• GIVEN TASK:
Give an exact copy of every line, leaving images out.

• Data extracted from a collection:
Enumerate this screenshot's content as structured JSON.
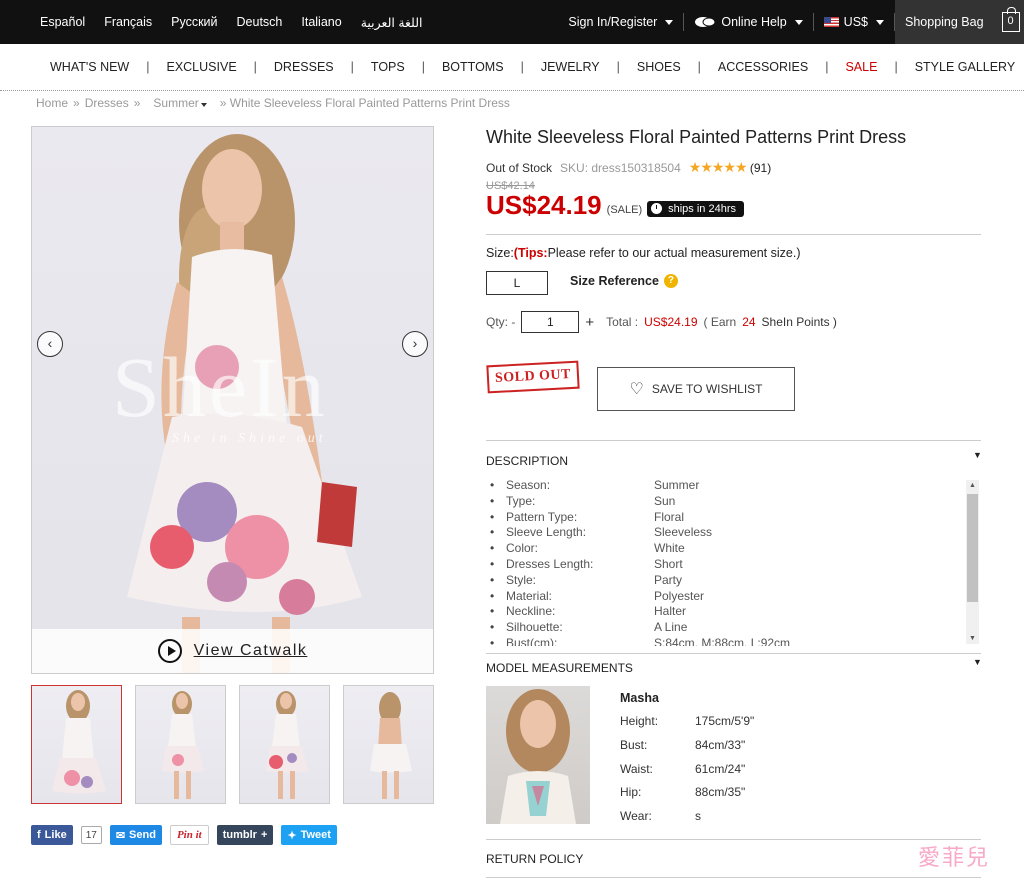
{
  "top_bar": {
    "languages": [
      "Español",
      "Français",
      "Русский",
      "Deutsch",
      "Italiano",
      "اللغة العربية"
    ],
    "sign_in": "Sign In/Register",
    "online_help": "Online Help",
    "currency": "US$",
    "shopping_bag": "Shopping Bag",
    "bag_count": "0"
  },
  "category_nav": [
    "WHAT'S NEW",
    "EXCLUSIVE",
    "DRESSES",
    "TOPS",
    "BOTTOMS",
    "JEWELRY",
    "SHOES",
    "ACCESSORIES",
    "SALE",
    "STYLE GALLERY"
  ],
  "breadcrumb": {
    "home": "Home",
    "dresses": "Dresses",
    "summer": "Summer",
    "current": "» White Sleeveless Floral Painted Patterns Print Dress",
    "sep": "»"
  },
  "gallery": {
    "watermark": "SheIn",
    "watermark_sub": "She in   Shine out",
    "view_catwalk": "View Catwalk",
    "prev": "‹",
    "next": "›"
  },
  "social": {
    "like": "Like",
    "like_count": "17",
    "send": "Send",
    "pin": "Pin it",
    "tumblr": "tumblr",
    "tweet": "Tweet"
  },
  "product": {
    "title": "White Sleeveless Floral Painted Patterns Print Dress",
    "stock": "Out of Stock",
    "sku": "SKU: dress150318504",
    "stars": "★★★★★",
    "rating_count": "(91)",
    "old_price": "US$42.14",
    "price": "US$24.19",
    "sale_tag": "(SALE)",
    "ships": "ships in 24hrs",
    "size_label": "Size:",
    "tips_label": "(Tips:",
    "tips_text": "Please refer to our actual measurement size.)",
    "selected_size": "L",
    "size_reference": "Size Reference",
    "qty_label": "Qty: -",
    "qty_value": "1",
    "total_label": "Total :",
    "total_value": "US$24.19",
    "earn_prefix": "( Earn",
    "earn_points": "24",
    "earn_suffix": "SheIn Points )",
    "sold_out": "SOLD OUT",
    "wishlist": "SAVE TO WISHLIST"
  },
  "description": {
    "heading": "DESCRIPTION",
    "rows": [
      {
        "k": "Season:",
        "v": "Summer"
      },
      {
        "k": "Type:",
        "v": "Sun"
      },
      {
        "k": "Pattern Type:",
        "v": "Floral"
      },
      {
        "k": "Sleeve Length:",
        "v": "Sleeveless"
      },
      {
        "k": "Color:",
        "v": "White"
      },
      {
        "k": "Dresses Length:",
        "v": "Short"
      },
      {
        "k": "Style:",
        "v": "Party"
      },
      {
        "k": "Material:",
        "v": "Polyester"
      },
      {
        "k": "Neckline:",
        "v": "Halter"
      },
      {
        "k": "Silhouette:",
        "v": "A Line"
      },
      {
        "k": "Bust(cm):",
        "v": "S:84cm, M:88cm, L:92cm"
      }
    ]
  },
  "model": {
    "heading": "MODEL MEASUREMENTS",
    "name": "Masha",
    "rows": [
      {
        "k": "Height:",
        "v": "175cm/5'9\""
      },
      {
        "k": "Bust:",
        "v": "84cm/33\""
      },
      {
        "k": "Waist:",
        "v": "61cm/24\""
      },
      {
        "k": "Hip:",
        "v": "88cm/35\""
      },
      {
        "k": "Wear:",
        "v": "s"
      }
    ]
  },
  "return_policy": "RETURN POLICY",
  "corner_mark": "愛菲兒"
}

• SOLUTION:
Enumerate this screenshot's content as structured JSON.
{
  "top_bar": {
    "languages": [
      "Español",
      "Français",
      "Русский",
      "Deutsch",
      "Italiano",
      "اللغة العربية"
    ],
    "sign_in": "Sign In/Register",
    "online_help": "Online Help",
    "currency": "US$",
    "shopping_bag": "Shopping Bag",
    "bag_count": "0"
  },
  "category_nav": [
    "WHAT'S NEW",
    "EXCLUSIVE",
    "DRESSES",
    "TOPS",
    "BOTTOMS",
    "JEWELRY",
    "SHOES",
    "ACCESSORIES",
    "SALE",
    "STYLE GALLERY"
  ],
  "breadcrumb": {
    "home": "Home",
    "dresses": "Dresses",
    "summer": "Summer",
    "current": "» White Sleeveless Floral Painted Patterns Print Dress",
    "sep": "»"
  },
  "gallery": {
    "watermark": "SheIn",
    "watermark_sub": "She in   Shine out",
    "view_catwalk": "View Catwalk",
    "prev": "‹",
    "next": "›"
  },
  "social": {
    "like": "Like",
    "like_count": "17",
    "send": "Send",
    "pin": "Pin it",
    "tumblr": "tumblr",
    "tweet": "Tweet"
  },
  "product": {
    "title": "White Sleeveless Floral Painted Patterns Print Dress",
    "stock": "Out of Stock",
    "sku": "SKU: dress150318504",
    "stars": "★★★★★",
    "rating_count": "(91)",
    "old_price": "US$42.14",
    "price": "US$24.19",
    "sale_tag": "(SALE)",
    "ships": "ships in 24hrs",
    "size_label": "Size:",
    "tips_label": "(Tips:",
    "tips_text": "Please refer to our actual measurement size.)",
    "selected_size": "L",
    "size_reference": "Size Reference",
    "qty_label": "Qty: -",
    "qty_value": "1",
    "total_label": "Total :",
    "total_value": "US$24.19",
    "earn_prefix": "( Earn",
    "earn_points": "24",
    "earn_suffix": "SheIn Points )",
    "sold_out": "SOLD OUT",
    "wishlist": "SAVE TO WISHLIST"
  },
  "description": {
    "heading": "DESCRIPTION",
    "rows": [
      {
        "k": "Season:",
        "v": "Summer"
      },
      {
        "k": "Type:",
        "v": "Sun"
      },
      {
        "k": "Pattern Type:",
        "v": "Floral"
      },
      {
        "k": "Sleeve Length:",
        "v": "Sleeveless"
      },
      {
        "k": "Color:",
        "v": "White"
      },
      {
        "k": "Dresses Length:",
        "v": "Short"
      },
      {
        "k": "Style:",
        "v": "Party"
      },
      {
        "k": "Material:",
        "v": "Polyester"
      },
      {
        "k": "Neckline:",
        "v": "Halter"
      },
      {
        "k": "Silhouette:",
        "v": "A Line"
      },
      {
        "k": "Bust(cm):",
        "v": "S:84cm, M:88cm, L:92cm"
      }
    ]
  },
  "model": {
    "heading": "MODEL MEASUREMENTS",
    "name": "Masha",
    "rows": [
      {
        "k": "Height:",
        "v": "175cm/5'9\""
      },
      {
        "k": "Bust:",
        "v": "84cm/33\""
      },
      {
        "k": "Waist:",
        "v": "61cm/24\""
      },
      {
        "k": "Hip:",
        "v": "88cm/35\""
      },
      {
        "k": "Wear:",
        "v": "s"
      }
    ]
  },
  "return_policy": "RETURN POLICY",
  "corner_mark": "愛菲兒"
}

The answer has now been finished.